# Goal of the exercise
Find the lines that contain the word "name" and copy each one.
▶
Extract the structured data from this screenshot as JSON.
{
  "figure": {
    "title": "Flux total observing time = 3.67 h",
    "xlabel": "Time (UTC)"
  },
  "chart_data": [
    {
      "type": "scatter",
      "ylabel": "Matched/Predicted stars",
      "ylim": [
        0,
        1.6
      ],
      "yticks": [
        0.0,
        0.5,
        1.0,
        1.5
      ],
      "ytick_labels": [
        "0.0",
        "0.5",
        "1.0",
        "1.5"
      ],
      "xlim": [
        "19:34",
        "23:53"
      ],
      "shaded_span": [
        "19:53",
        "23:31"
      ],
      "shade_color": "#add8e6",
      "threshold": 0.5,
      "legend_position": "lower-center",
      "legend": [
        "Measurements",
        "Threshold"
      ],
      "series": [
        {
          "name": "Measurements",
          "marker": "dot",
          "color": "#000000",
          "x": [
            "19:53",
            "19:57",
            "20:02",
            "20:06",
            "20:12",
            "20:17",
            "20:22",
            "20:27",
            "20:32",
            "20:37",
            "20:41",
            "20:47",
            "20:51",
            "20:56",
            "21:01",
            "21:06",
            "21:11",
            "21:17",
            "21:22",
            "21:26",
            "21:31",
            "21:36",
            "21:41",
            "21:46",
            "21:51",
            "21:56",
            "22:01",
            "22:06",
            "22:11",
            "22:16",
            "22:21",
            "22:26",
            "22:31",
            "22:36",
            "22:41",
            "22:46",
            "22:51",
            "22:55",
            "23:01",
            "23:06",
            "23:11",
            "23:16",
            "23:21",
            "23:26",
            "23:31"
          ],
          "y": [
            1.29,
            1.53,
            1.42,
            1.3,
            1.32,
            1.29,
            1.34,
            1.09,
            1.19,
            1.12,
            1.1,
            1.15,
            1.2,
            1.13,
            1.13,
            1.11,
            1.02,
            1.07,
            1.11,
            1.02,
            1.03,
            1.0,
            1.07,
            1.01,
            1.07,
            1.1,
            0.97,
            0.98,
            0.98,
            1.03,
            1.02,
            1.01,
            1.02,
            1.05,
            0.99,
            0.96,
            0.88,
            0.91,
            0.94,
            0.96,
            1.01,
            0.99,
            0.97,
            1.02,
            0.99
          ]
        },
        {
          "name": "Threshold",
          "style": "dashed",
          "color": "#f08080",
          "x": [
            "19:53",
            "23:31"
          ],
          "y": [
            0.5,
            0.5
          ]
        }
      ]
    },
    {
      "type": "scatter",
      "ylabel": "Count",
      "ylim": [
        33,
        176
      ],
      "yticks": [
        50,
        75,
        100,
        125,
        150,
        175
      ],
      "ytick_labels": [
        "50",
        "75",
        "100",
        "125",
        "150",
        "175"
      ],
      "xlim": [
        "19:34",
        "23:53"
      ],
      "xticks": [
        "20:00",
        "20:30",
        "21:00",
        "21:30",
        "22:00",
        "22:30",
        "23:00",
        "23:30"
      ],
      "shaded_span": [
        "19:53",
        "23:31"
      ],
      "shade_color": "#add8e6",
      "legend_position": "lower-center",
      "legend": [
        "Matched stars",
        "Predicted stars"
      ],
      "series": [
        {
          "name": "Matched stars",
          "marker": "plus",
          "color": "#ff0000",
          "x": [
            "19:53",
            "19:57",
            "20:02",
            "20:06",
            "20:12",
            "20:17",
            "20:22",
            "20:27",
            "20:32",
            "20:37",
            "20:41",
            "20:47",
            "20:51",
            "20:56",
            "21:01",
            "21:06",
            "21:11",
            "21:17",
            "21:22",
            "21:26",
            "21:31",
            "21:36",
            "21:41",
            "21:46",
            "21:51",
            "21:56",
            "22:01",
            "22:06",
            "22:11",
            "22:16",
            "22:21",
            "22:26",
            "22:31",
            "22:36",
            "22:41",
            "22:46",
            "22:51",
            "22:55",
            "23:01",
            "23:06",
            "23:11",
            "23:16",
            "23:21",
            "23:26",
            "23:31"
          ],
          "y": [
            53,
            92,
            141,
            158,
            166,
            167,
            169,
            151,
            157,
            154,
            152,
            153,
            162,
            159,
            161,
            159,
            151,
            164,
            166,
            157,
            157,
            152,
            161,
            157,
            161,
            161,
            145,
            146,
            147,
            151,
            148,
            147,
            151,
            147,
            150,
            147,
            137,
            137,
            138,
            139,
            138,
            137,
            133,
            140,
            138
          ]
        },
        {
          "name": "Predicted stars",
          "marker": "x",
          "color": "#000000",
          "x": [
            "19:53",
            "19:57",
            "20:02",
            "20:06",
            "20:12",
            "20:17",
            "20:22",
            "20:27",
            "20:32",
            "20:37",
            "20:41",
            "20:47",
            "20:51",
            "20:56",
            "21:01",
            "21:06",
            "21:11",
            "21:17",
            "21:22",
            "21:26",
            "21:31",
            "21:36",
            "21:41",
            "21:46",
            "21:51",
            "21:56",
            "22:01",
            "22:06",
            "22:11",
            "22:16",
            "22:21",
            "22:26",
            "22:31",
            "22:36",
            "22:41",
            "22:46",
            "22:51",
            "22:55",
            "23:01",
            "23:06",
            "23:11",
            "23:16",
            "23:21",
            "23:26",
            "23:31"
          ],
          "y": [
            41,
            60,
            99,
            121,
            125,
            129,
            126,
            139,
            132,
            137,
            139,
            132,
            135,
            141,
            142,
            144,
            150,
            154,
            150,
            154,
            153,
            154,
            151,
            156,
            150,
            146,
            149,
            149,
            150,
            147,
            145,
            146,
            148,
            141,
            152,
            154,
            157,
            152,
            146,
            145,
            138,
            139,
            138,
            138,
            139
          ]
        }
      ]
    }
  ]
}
◀
# Task output
          "name": "Measurements",
          "name": "Threshold",
          "name": "Matched stars",
          "name": "Predicted stars",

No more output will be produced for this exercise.